What you are asked to do:
Search the material for "sanitarnych" and show all lines that contain it.

Provided records:
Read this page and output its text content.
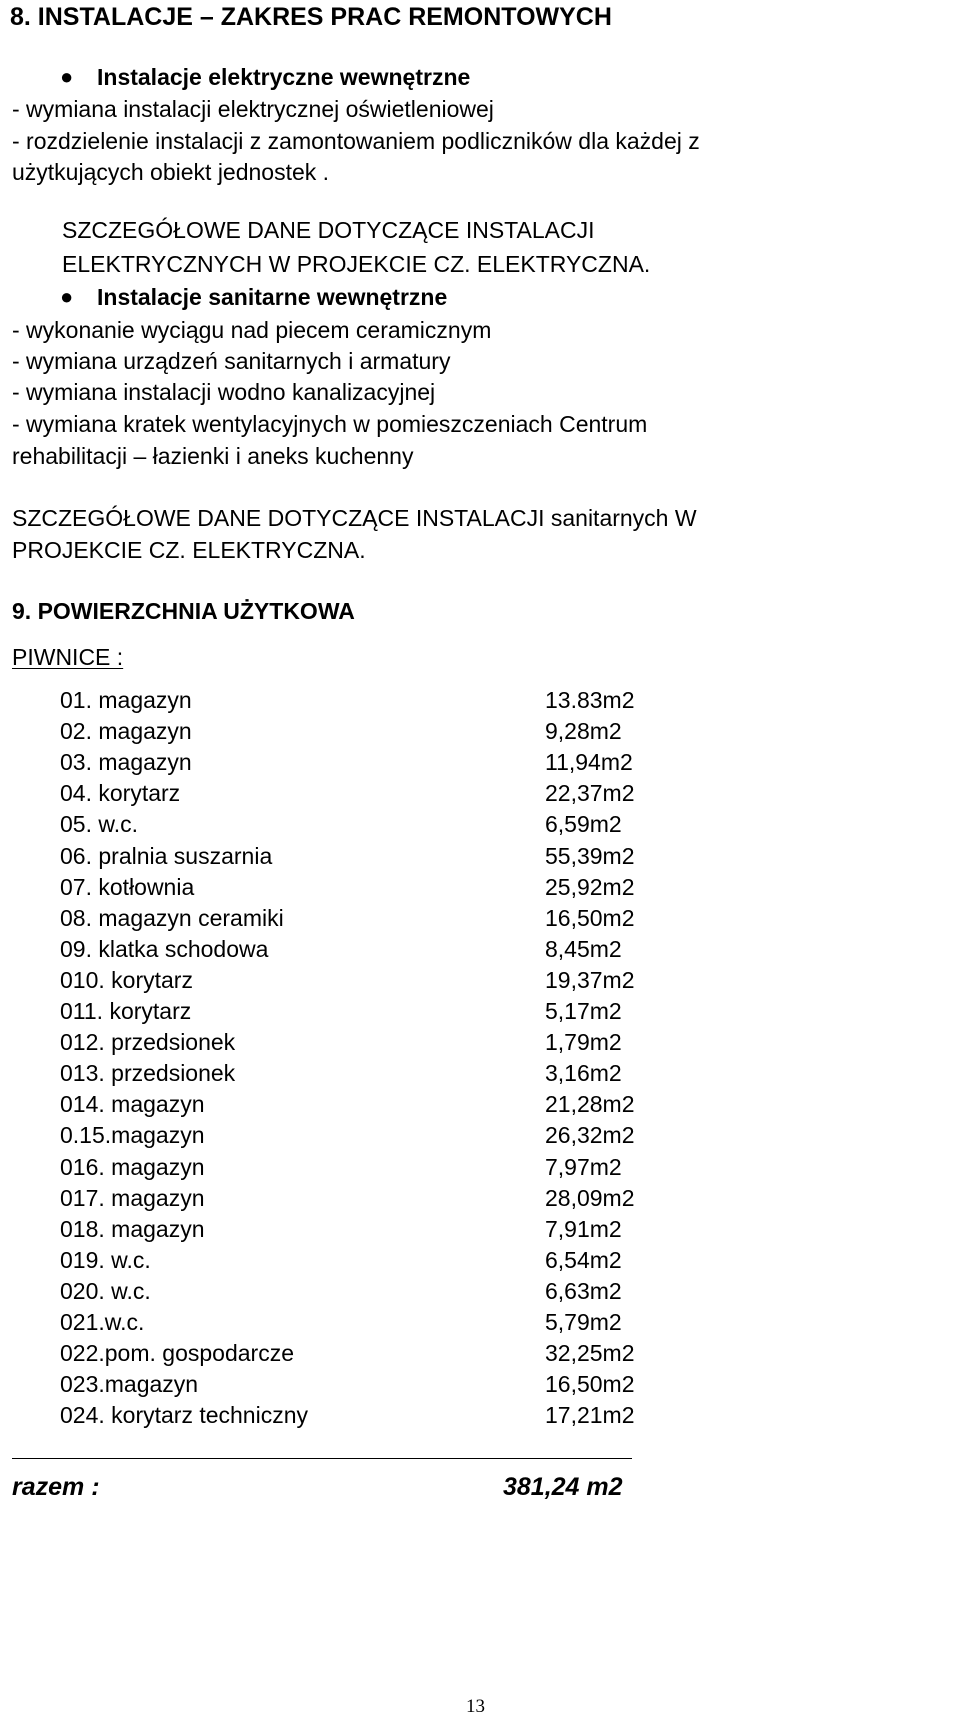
8. INSTALACJE – ZAKRES PRAC REMONTOWYCH
● Instalacje elektryczne wewnętrzne
- wymiana instalacji elektrycznej oświetleniowej
- rozdzielenie instalacji z zamontowaniem podliczników dla każdej z
użytkujących obiekt jednostek .
SZCZEGÓŁOWE DANE DOTYCZĄCE INSTALACJI
ELEKTRYCZNYCH W PROJEKCIE CZ. ELEKTRYCZNA.
● Instalacje sanitarne wewnętrzne
- wykonanie wyciągu nad piecem ceramicznym
- wymiana urządzeń sanitarnych i armatury
- wymiana instalacji wodno kanalizacyjnej
- wymiana kratek wentylacyjnych w pomieszczeniach Centrum
rehabilitacji – łazienki i aneks kuchenny
SZCZEGÓŁOWE DANE DOTYCZĄCE INSTALACJI sanitarnych W
PROJEKCIE CZ. ELEKTRYCZNA.
9. POWIERZCHNIA UŻYTKOWA
PIWNICE :
01. magazyn	13.83m2
02. magazyn	9,28m2
03. magazyn	11,94m2
04. korytarz	22,37m2
05. w.c.	6,59m2
06. pralnia suszarnia	55,39m2
07. kotłownia	25,92m2
08. magazyn ceramiki	16,50m2
09. klatka schodowa	8,45m2
010. korytarz	19,37m2
011. korytarz	5,17m2
012. przedsionek	1,79m2
013. przedsionek	3,16m2
014. magazyn	21,28m2
0.15.magazyn	26,32m2
016. magazyn	7,97m2
017. magazyn	28,09m2
018. magazyn	7,91m2
019. w.c.	6,54m2
020. w.c.	6,63m2
021.w.c.	5,79m2
022.pom. gospodarcze	32,25m2
023.magazyn	16,50m2
024. korytarz techniczny	17,21m2
razem :	381,24 m2
13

The answer:
- wymiana urządzeń sanitarnych i armatury
SZCZEGÓŁOWE DANE DOTYCZĄCE INSTALACJI sanitarnych W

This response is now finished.